*What is expected*: Copy each line below that contains "Posicion".

*Excerpted records*:
━━━━━━━━━━

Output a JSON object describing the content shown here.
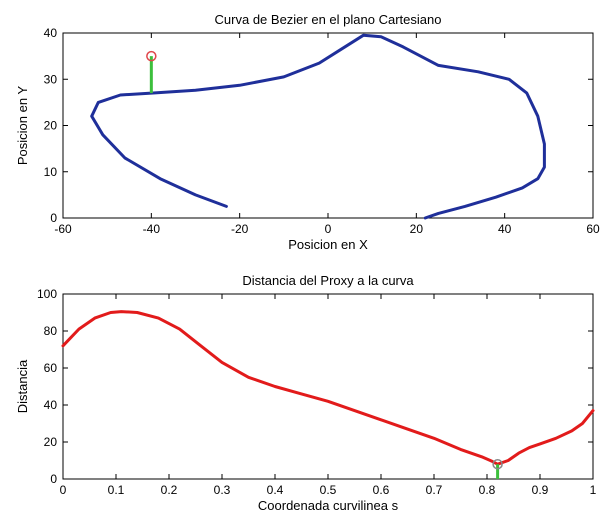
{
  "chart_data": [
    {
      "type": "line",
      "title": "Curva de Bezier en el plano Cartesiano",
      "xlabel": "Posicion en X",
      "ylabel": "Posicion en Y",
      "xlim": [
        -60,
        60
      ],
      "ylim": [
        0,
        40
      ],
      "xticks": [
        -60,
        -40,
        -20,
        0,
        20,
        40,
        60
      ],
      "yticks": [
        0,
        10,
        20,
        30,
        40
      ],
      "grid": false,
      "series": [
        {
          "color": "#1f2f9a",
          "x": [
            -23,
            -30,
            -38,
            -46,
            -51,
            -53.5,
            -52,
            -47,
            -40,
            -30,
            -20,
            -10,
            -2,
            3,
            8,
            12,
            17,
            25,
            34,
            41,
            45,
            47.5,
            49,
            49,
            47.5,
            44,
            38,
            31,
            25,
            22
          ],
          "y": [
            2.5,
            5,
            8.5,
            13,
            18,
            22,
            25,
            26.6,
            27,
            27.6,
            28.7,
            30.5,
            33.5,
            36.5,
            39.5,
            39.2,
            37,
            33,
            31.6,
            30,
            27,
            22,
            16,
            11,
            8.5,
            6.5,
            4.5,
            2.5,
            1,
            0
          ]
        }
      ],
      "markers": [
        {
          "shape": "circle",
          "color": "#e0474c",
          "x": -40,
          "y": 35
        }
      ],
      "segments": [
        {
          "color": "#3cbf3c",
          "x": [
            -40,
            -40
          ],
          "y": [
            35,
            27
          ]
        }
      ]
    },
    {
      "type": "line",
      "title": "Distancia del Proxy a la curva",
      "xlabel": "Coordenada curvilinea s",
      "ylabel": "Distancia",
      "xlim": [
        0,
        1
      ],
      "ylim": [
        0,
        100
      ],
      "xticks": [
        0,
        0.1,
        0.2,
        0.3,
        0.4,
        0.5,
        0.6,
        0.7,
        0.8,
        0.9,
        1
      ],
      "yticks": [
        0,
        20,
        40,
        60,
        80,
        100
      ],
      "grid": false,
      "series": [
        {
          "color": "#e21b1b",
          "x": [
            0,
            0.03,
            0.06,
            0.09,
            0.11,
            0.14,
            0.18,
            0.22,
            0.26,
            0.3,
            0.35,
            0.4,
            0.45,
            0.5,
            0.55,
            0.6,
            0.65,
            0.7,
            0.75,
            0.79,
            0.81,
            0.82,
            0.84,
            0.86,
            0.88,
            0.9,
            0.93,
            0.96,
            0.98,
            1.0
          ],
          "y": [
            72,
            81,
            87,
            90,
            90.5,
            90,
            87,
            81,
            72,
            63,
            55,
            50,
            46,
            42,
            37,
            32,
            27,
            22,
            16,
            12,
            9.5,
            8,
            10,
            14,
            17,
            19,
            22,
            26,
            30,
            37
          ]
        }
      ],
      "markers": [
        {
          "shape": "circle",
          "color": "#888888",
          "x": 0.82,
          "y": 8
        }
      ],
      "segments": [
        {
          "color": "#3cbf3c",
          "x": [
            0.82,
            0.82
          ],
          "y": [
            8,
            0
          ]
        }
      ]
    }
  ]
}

━━━━━━━━━━

*Solution for this task*:
      "xlabel": "Posicion en X",
      "ylabel": "Posicion en Y",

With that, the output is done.